>> Begin
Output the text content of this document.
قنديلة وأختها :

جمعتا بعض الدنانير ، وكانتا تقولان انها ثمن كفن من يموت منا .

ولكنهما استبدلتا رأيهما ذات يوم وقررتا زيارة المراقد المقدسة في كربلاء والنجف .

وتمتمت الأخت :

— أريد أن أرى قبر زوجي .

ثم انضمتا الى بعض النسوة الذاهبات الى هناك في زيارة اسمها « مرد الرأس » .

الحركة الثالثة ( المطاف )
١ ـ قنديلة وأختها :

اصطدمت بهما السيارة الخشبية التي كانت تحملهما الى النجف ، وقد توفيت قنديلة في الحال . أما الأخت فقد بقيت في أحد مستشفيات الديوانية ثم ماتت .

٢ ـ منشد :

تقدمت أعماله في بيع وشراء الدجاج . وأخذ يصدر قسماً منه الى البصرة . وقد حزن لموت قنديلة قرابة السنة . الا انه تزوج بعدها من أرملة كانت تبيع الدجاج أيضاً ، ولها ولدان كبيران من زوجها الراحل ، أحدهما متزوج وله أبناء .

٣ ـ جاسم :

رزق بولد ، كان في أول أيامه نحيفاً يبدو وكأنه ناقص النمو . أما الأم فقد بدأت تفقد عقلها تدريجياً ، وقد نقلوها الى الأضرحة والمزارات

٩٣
>> End
>> Begin
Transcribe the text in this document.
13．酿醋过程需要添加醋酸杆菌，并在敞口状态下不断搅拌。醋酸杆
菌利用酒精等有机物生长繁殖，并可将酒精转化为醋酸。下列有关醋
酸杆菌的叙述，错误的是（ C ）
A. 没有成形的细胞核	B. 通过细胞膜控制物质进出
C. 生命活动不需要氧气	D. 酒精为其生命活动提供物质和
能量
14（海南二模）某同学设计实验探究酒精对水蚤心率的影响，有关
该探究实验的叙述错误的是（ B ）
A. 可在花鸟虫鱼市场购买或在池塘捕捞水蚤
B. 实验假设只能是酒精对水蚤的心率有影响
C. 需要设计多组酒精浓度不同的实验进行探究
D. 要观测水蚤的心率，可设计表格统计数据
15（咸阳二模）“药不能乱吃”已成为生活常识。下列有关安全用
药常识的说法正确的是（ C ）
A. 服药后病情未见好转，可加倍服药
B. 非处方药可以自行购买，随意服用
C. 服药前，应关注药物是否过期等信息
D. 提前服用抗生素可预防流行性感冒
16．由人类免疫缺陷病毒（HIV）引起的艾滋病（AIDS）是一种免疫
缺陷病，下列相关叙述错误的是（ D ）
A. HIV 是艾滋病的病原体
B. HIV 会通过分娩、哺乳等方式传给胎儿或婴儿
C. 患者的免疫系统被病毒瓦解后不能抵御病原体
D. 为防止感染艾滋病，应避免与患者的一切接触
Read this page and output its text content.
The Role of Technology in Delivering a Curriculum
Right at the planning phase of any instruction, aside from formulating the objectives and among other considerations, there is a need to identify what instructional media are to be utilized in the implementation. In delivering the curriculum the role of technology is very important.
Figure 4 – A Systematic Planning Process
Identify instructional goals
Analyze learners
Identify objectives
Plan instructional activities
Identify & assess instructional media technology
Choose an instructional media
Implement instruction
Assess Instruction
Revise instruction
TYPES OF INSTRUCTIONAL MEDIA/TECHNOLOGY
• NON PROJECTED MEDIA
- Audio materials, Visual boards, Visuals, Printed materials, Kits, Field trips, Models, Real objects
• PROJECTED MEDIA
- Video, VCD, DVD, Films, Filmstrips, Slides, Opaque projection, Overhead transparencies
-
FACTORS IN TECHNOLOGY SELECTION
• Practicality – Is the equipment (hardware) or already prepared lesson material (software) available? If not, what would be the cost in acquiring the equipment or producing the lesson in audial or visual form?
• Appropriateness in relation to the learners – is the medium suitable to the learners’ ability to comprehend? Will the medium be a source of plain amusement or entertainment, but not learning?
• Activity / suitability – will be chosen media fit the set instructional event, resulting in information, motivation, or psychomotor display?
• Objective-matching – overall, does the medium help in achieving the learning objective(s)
>> End
>> Begin
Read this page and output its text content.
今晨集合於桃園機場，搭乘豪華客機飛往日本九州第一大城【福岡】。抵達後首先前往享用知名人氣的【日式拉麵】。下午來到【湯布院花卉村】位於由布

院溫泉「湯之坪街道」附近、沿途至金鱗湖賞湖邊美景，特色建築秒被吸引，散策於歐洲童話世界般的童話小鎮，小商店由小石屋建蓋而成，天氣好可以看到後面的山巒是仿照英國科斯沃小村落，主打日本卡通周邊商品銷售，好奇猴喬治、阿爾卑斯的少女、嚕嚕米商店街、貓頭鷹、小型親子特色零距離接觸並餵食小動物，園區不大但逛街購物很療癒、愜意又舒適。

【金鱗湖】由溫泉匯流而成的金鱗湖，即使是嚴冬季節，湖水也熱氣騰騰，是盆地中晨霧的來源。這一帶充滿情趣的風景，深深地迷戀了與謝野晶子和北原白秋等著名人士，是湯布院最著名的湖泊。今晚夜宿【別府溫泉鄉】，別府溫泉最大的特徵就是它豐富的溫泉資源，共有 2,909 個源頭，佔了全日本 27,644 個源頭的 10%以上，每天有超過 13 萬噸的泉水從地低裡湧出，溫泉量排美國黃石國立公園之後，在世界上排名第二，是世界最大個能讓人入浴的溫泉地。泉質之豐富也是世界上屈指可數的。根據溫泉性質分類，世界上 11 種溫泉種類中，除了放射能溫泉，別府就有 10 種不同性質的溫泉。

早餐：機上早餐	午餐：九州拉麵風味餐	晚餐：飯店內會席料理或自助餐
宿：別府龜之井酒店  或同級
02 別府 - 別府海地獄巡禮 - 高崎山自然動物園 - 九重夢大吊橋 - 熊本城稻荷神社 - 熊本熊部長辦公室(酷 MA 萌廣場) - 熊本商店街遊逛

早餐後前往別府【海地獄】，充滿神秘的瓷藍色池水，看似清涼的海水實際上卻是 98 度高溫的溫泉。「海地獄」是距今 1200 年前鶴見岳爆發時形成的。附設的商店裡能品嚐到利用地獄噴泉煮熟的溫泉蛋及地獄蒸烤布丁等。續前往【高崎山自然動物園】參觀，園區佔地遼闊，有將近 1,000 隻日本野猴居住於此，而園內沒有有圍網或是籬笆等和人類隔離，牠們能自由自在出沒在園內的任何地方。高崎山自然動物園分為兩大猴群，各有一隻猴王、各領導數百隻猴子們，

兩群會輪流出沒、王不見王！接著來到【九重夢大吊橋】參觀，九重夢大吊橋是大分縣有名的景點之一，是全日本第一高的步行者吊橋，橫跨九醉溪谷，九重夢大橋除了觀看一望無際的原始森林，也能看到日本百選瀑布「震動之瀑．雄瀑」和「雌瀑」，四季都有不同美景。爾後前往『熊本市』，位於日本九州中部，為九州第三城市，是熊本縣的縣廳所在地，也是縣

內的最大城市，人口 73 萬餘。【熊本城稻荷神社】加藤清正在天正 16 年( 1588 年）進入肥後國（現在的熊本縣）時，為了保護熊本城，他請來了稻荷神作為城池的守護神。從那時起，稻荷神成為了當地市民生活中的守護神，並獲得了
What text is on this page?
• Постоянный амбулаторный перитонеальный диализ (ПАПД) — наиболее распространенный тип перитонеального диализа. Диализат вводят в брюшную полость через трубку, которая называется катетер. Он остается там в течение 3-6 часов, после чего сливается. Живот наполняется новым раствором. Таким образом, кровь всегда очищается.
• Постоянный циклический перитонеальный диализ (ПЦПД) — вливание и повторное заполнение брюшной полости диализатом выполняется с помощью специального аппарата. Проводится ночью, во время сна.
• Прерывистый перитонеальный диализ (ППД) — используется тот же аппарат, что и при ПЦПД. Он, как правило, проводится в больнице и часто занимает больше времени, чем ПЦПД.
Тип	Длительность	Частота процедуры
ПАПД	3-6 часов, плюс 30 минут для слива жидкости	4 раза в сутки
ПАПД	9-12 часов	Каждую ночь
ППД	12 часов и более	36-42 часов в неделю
>> End
* WHAT THE TASK REQUIRES
Only lines with the word "زيارة" should be collected from the material.

* WRITTEN RESPONSE
ولكنهما استبدلتا رأيهما ذات يوم وقررتا زيارة المراقد المقدسة في كربلاء والنجف .
ثم انضمتا الى بعض النسوة الذاهبات الى هناك في زيارة اسمها « مرد الرأس » .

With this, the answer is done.